• [Data for processing]
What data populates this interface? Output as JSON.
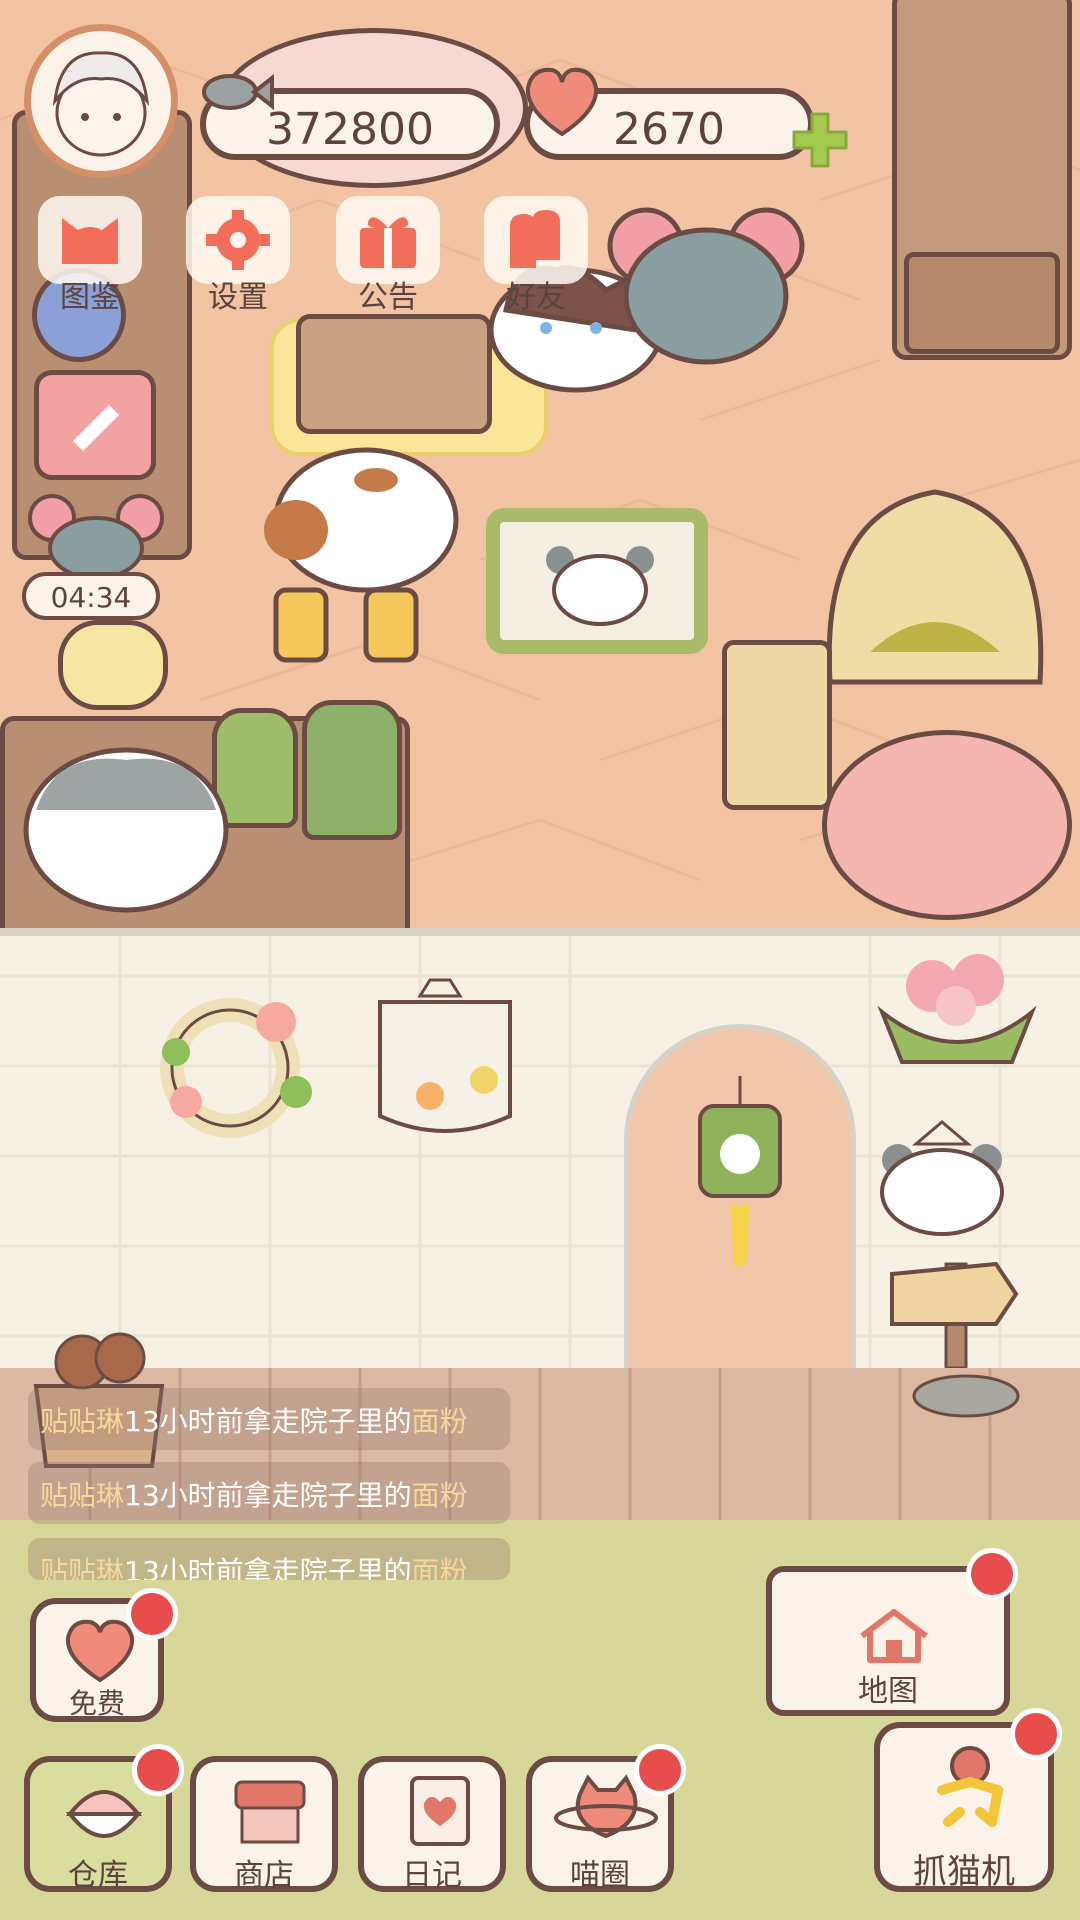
{
  "currencies": {
    "fish_coins": "372800",
    "hearts": "2670"
  },
  "menu": {
    "items": [
      {
        "label": "图鉴",
        "icon": "cat-head-icon"
      },
      {
        "label": "设置",
        "icon": "gear-icon"
      },
      {
        "label": "公告",
        "icon": "gift-icon"
      },
      {
        "label": "好友",
        "icon": "friends-icon"
      }
    ]
  },
  "timer": "04:34",
  "activity_log": [
    {
      "name": "贴贴琳",
      "text": "13小时前拿走院子里的",
      "item": "面粉"
    },
    {
      "name": "贴贴琳",
      "text": "13小时前拿走院子里的",
      "item": "面粉"
    },
    {
      "name": "贴贴琳",
      "text": "13小时前拿走院子里的",
      "item": "面粉"
    }
  ],
  "bottom": {
    "free_label": "免费",
    "map_label": "地图",
    "warehouse_label": "仓库",
    "shop_label": "商店",
    "diary_label": "日记",
    "cat_circle_label": "喵圈",
    "claw_machine_label": "抓猫机"
  },
  "colors": {
    "floor": "#f3c4a4",
    "wall": "#f6f1e4",
    "lawn": "#d8d79a",
    "outline": "#6b4b43",
    "badge": "#e84d4d",
    "accent_pink": "#f08a7a"
  }
}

• [Task to complete] Copy out all the data exactly; skip the pictures.

• [Response]
What data populates this interface? Output as JSON.
{
  "currencies": {
    "fish_coins": "372800",
    "hearts": "2670"
  },
  "menu": {
    "items": [
      {
        "label": "图鉴",
        "icon": "cat-head-icon"
      },
      {
        "label": "设置",
        "icon": "gear-icon"
      },
      {
        "label": "公告",
        "icon": "gift-icon"
      },
      {
        "label": "好友",
        "icon": "friends-icon"
      }
    ]
  },
  "timer": "04:34",
  "activity_log": [
    {
      "name": "贴贴琳",
      "text": "13小时前拿走院子里的",
      "item": "面粉"
    },
    {
      "name": "贴贴琳",
      "text": "13小时前拿走院子里的",
      "item": "面粉"
    },
    {
      "name": "贴贴琳",
      "text": "13小时前拿走院子里的",
      "item": "面粉"
    }
  ],
  "bottom": {
    "free_label": "免费",
    "map_label": "地图",
    "warehouse_label": "仓库",
    "shop_label": "商店",
    "diary_label": "日记",
    "cat_circle_label": "喵圈",
    "claw_machine_label": "抓猫机"
  },
  "colors": {
    "floor": "#f3c4a4",
    "wall": "#f6f1e4",
    "lawn": "#d8d79a",
    "outline": "#6b4b43",
    "badge": "#e84d4d",
    "accent_pink": "#f08a7a"
  }
}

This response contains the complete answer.